START EXERCISE INPUTS
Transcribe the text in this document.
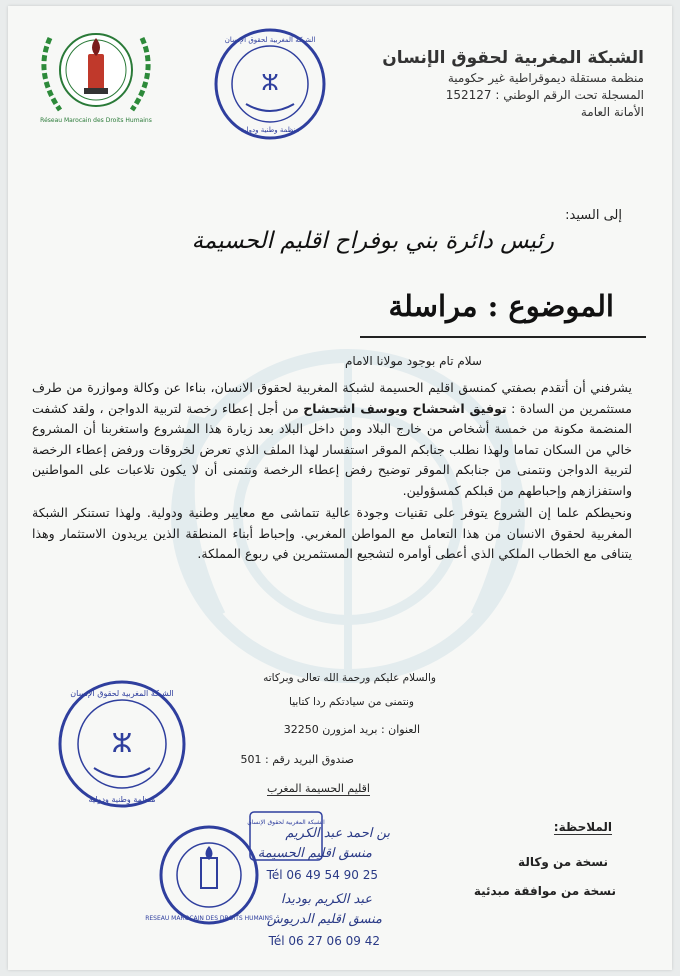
Réseau Marocain des Droits Humains
ⵣ
الشبكة المغربية لحقوق الإنسان
منظمة وطنية ودولية
الشبكة المغربية لحقوق الإنسان
منظمة مستقلة ديموقراطية غير حكومية
المسجلة تحت الرقم الوطني : 152127
الأمانة العامة
إلى السيد:
رئيس دائرة بني بوفراح اقليم الحسيمة
الموضوع : مراسلة
سلام تام بوجود مولانا الامام

يشرفني أن أتقدم بصفتي كمنسق اقليم الحسيمة لشبكة المغربية لحقوق الانسان، بناءا عن وكالة وموازرة من طرف مستثمرين من السادة : توفيق اشحشاح ويوسف اشحشاح من أجل إعطاء رخصة لتربية الدواجن ، ولقد كشفت المنضمة مكونة من خمسة أشخاص من خارج البلاد ومن داخل البلاد بعد زيارة هذا المشروع واستغربنا أن المشروع خالي من السكان تماما ولهذا نطلب جنابكم الموقر استفسار لهذا الملف الذي تعرض لخروقات ورفض إعطاء الرخصة لتربية الدواجن ونتمنى من جنابكم الموقر توضيح رفض إعطاء الرخصة ونتمنى أن لا يكون تلاعبات على المواطنين واستفزازهم وإحباطهم من قبلكم كمسؤولين.

ونحيطكم علما إن الشروع يتوفر على تقنيات وجودة عالية تتماشى مع معايير وطنية ودولية. ولهذا تستنكر الشبكة المغربية لحقوق الانسان من هذا التعامل مع المواطن المغربي. وإحباط أبناء المنطقة الذين يريدون الاستثمار وهذا يتنافى مع الخطاب الملكي الذي أعطى أوامره لتشجيع المستثمرين في ربوع المملكة.

ⵣ
الشبكة المغربية لحقوق الإنسان
منظمة وطنية ودولية
والسلام عليكم ورحمة الله تعالى وبركاته
ونتمنى من سيادتكم ردا كتابيا
العنوان : بريد امزورن 32250
صندوق البريد رقم : 501
اقليم الحسيمة المغرب
الشبكة المغربية لحقوق الإنسان
RESEAU MAROCAIN DES DROITS HUMAINS
الملاحظة:
نسخة من وكالة
نسخة من موافقة مبدئية
بن احمد عبد الكريم
منسق اقليم الحسيمة
Tél 06 49 54 90 25
عبد الكريم بوديدا
منسق اقليم الدريوش
Tél 06 27 06 09 42
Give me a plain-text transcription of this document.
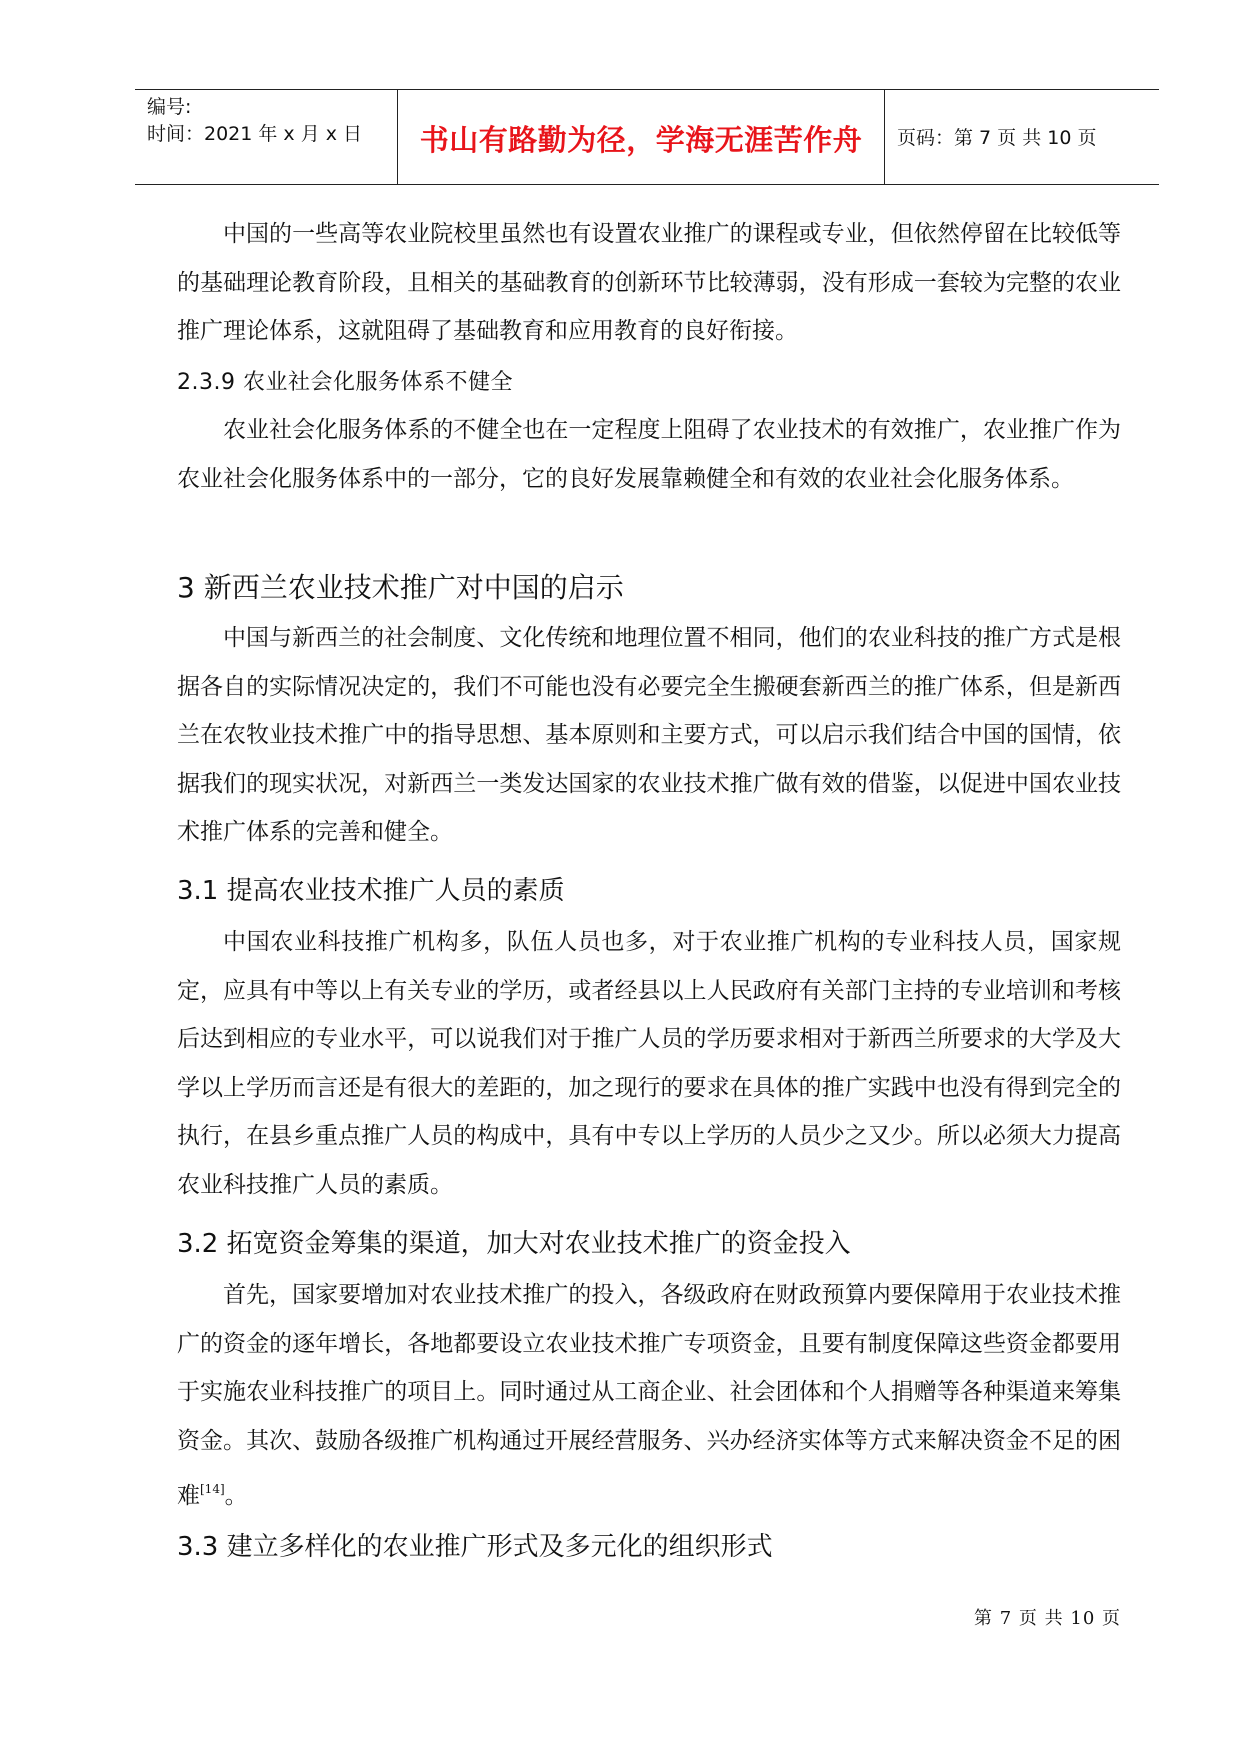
编号:
时间：2021 年 x 月 x 日	书山有路勤为径，学海无涯苦作舟	页码：第 7 页 共 10 页

中国的一些高等农业院校里虽然也有设置农业推广的课程或专业，但依然停留在比较低等的基础理论教育阶段，且相关的基础教育的创新环节比较薄弱，没有形成一套较为完整的农业推广理论体系，这就阻碍了基础教育和应用教育的良好衔接。

2.3.9 农业社会化服务体系不健全

农业社会化服务体系的不健全也在一定程度上阻碍了农业技术的有效推广，农业推广作为农业社会化服务体系中的一部分，它的良好发展靠赖健全和有效的农业社会化服务体系。

3 新西兰农业技术推广对中国的启示

中国与新西兰的社会制度、文化传统和地理位置不相同，他们的农业科技的推广方式是根据各自的实际情况决定的，我们不可能也没有必要完全生搬硬套新西兰的推广体系，但是新西兰在农牧业技术推广中的指导思想、基本原则和主要方式，可以启示我们结合中国的国情，依据我们的现实状况，对新西兰一类发达国家的农业技术推广做有效的借鉴，以促进中国农业技术推广体系的完善和健全。

3.1 提高农业技术推广人员的素质

中国农业科技推广机构多，队伍人员也多，对于农业推广机构的专业科技人员，国家规定，应具有中等以上有关专业的学历，或者经县以上人民政府有关部门主持的专业培训和考核后达到相应的专业水平，可以说我们对于推广人员的学历要求相对于新西兰所要求的大学及大学以上学历而言还是有很大的差距的，加之现行的要求在具体的推广实践中也没有得到完全的执行，在县乡重点推广人员的构成中，具有中专以上学历的人员少之又少。所以必须大力提高农业科技推广人员的素质。

3.2 拓宽资金筹集的渠道，加大对农业技术推广的资金投入

首先，国家要增加对农业技术推广的投入，各级政府在财政预算内要保障用于农业技术推广的资金的逐年增长，各地都要设立农业技术推广专项资金，且要有制度保障这些资金都要用于实施农业科技推广的项目上。同时通过从工商企业、社会团体和个人捐赠等各种渠道来筹集资金。其次、鼓励各级推广机构通过开展经营服务、兴办经济实体等方式来解决资金不足的困难[14]。

3.3 建立多样化的农业推广形式及多元化的组织形式
第 7 页 共 10 页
END EXERCISE INPUTS
DIRECTIVE — Pictures must be left out. Repeat exactly the lines from the one containing "Give me a plain-text" through the final line of the data.

REPLY TO THE EXERCISE —
Give me a plain-text transcription of this document.
编号:
时间：2021 年 x 月 x 日	书山有路勤为径，学海无涯苦作舟	页码：第 7 页 共 10 页

中国的一些高等农业院校里虽然也有设置农业推广的课程或专业，但依然停留在比较低等的基础理论教育阶段，且相关的基础教育的创新环节比较薄弱，没有形成一套较为完整的农业推广理论体系，这就阻碍了基础教育和应用教育的良好衔接。

2.3.9 农业社会化服务体系不健全

农业社会化服务体系的不健全也在一定程度上阻碍了农业技术的有效推广，农业推广作为农业社会化服务体系中的一部分，它的良好发展靠赖健全和有效的农业社会化服务体系。

3 新西兰农业技术推广对中国的启示

中国与新西兰的社会制度、文化传统和地理位置不相同，他们的农业科技的推广方式是根据各自的实际情况决定的，我们不可能也没有必要完全生搬硬套新西兰的推广体系，但是新西兰在农牧业技术推广中的指导思想、基本原则和主要方式，可以启示我们结合中国的国情，依据我们的现实状况，对新西兰一类发达国家的农业技术推广做有效的借鉴，以促进中国农业技术推广体系的完善和健全。

3.1 提高农业技术推广人员的素质

中国农业科技推广机构多，队伍人员也多，对于农业推广机构的专业科技人员，国家规定，应具有中等以上有关专业的学历，或者经县以上人民政府有关部门主持的专业培训和考核后达到相应的专业水平，可以说我们对于推广人员的学历要求相对于新西兰所要求的大学及大学以上学历而言还是有很大的差距的，加之现行的要求在具体的推广实践中也没有得到完全的执行，在县乡重点推广人员的构成中，具有中专以上学历的人员少之又少。所以必须大力提高农业科技推广人员的素质。

3.2 拓宽资金筹集的渠道，加大对农业技术推广的资金投入

首先，国家要增加对农业技术推广的投入，各级政府在财政预算内要保障用于农业技术推广的资金的逐年增长，各地都要设立农业技术推广专项资金，且要有制度保障这些资金都要用于实施农业科技推广的项目上。同时通过从工商企业、社会团体和个人捐赠等各种渠道来筹集资金。其次、鼓励各级推广机构通过开展经营服务、兴办经济实体等方式来解决资金不足的困难[14]。

3.3 建立多样化的农业推广形式及多元化的组织形式
第 7 页 共 10 页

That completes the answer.